Lines of data

....................

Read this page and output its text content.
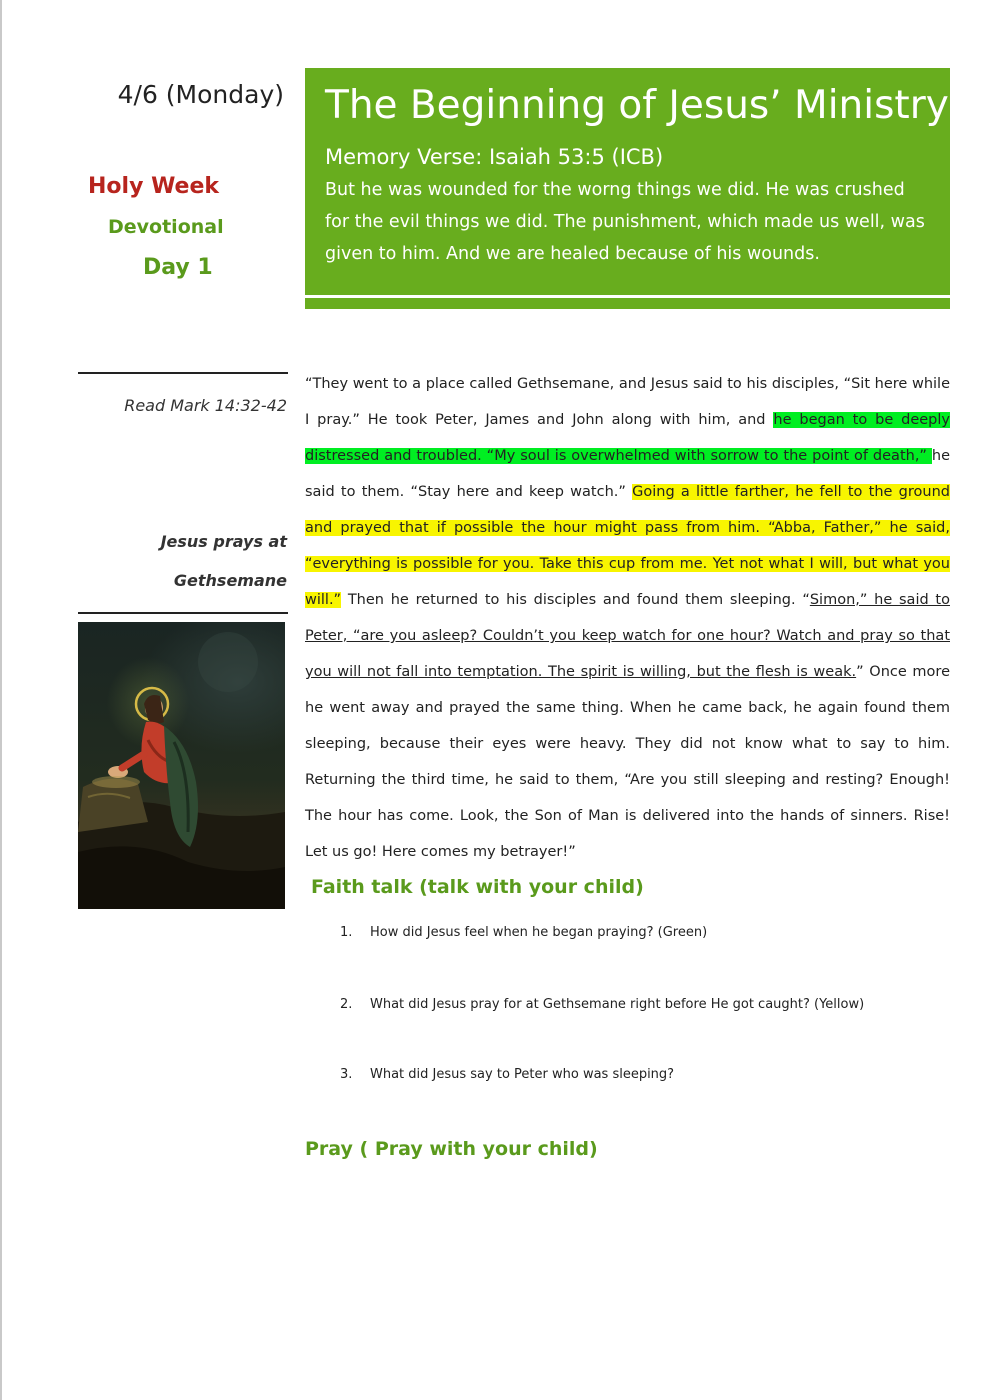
4/6 (Monday)
Holy Week
Devotional
Day 1
Read Mark 14:32-42
Jesus prays at
Gethsemane
The Beginning of Jesus’ Ministry
Memory Verse: Isaiah 53:5 (ICB)
But he was wounded for the worng things we did. He was crushed for the evil things we did. The punishment, which made us well, was given to him. And we are healed because of his wounds.
“They went to a place called Gethsemane, and Jesus said to his disciples, “Sit here while I pray.” He took Peter, James and John along with him, and he began to be deeply distressed and troubled. “My soul is overwhelmed with sorrow to the point of death,” he said to them. “Stay here and keep watch.” Going a little farther, he fell to the ground and prayed that if possible the hour might pass from him. “Abba, Father,” he said, “everything is possible for you. Take this cup from me. Yet not what I will, but what you will.” Then he returned to his disciples and found them sleeping. “Simon,” he said to Peter, “are you asleep? Couldn’t you keep watch for one hour? Watch and pray so that you will not fall into temptation. The spirit is willing, but the flesh is weak.” Once more he went away and prayed the same thing. When he came back, he again found them sleeping, because their eyes were heavy. They did not know what to say to him. Returning the third time, he said to them, “Are you still sleeping and resting? Enough! The hour has come. Look, the Son of Man is delivered into the hands of sinners. Rise! Let us go! Here comes my betrayer!”
Faith talk (talk with your child)
1. How did Jesus feel when he began praying? (Green)
2. What did Jesus pray for at Gethsemane right before He got caught? (Yellow)
3. What did Jesus say to Peter who was sleeping?
Pray ( Pray with your child)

....................

What you have to do >>
Go through the preceding material and copy each line that has the word "Read".

Problem solution >>
Read this page and output its text content.
Read Mark 14:32-42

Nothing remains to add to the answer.